/---

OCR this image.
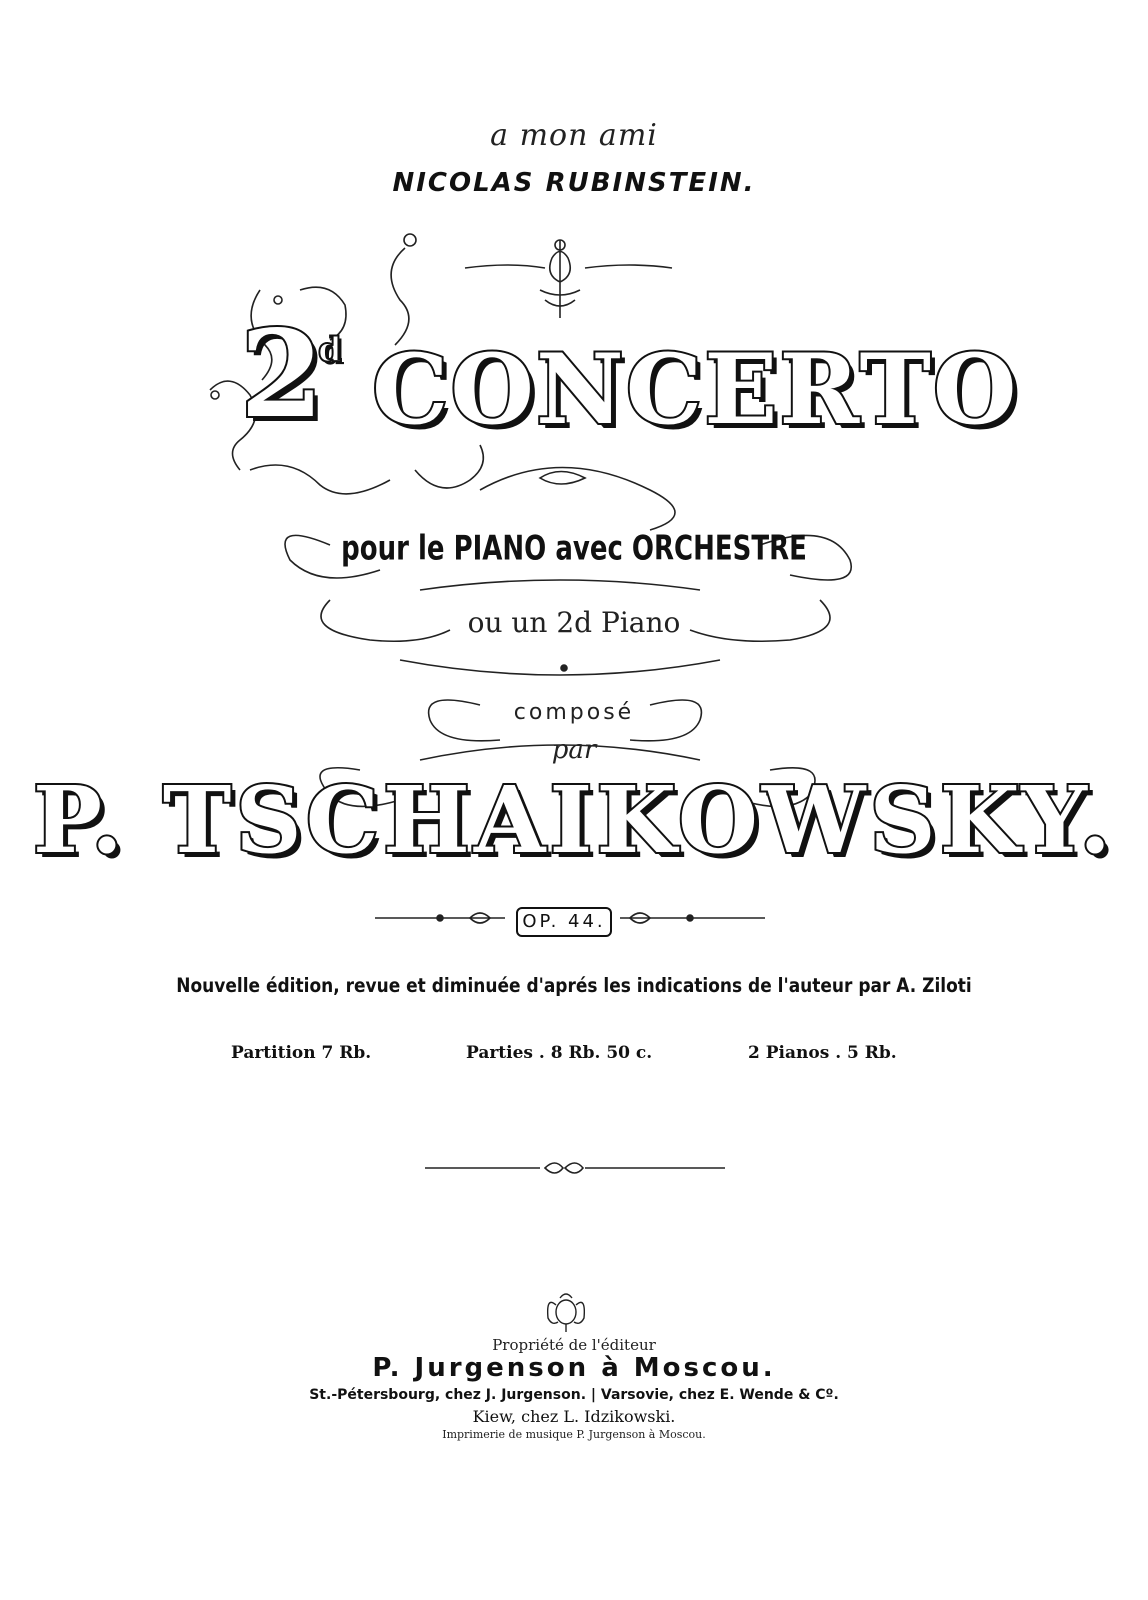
a mon ami
NICOLAS RUBINSTEIN.
2
d CONCERTO
pour le PIANO avec ORCHESTRE
ou un 2d Piano
composé
par
P. TSCHAIKOWSKY.
OP. 44.
Nouvelle édition, revue et diminuée d'aprés les indications de l'auteur par A. Ziloti
Partition 7 Rb.	Parties . 8 Rb. 50 c.	2 Pianos . 5 Rb.
Propriété de l'éditeur
P. Jurgenson à Moscou.
St.-Pétersbourg, chez J. Jurgenson. | Varsovie, chez E. Wende & Cº.
Kiew, chez L. Idzikowski.
Imprimerie de musique P. Jurgenson à Moscou.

\---

TASK INSTRUCTIONS:
Copy out the listing exactly as it stands, but not the pictures.

RESPONSE:
OCR this image.
a mon ami
NICOLAS RUBINSTEIN.
2
d CONCERTO
pour le PIANO avec ORCHESTRE
ou un 2d Piano
composé
par
P. TSCHAIKOWSKY.
OP. 44.
Nouvelle édition, revue et diminuée d'aprés les indications de l'auteur par A. Ziloti
Partition 7 Rb.	Parties . 8 Rb. 50 c.	2 Pianos . 5 Rb.
Propriété de l'éditeur
P. Jurgenson à Moscou.
St.-Pétersbourg, chez J. Jurgenson. | Varsovie, chez E. Wende & Cº.
Kiew, chez L. Idzikowski.
Imprimerie de musique P. Jurgenson à Moscou.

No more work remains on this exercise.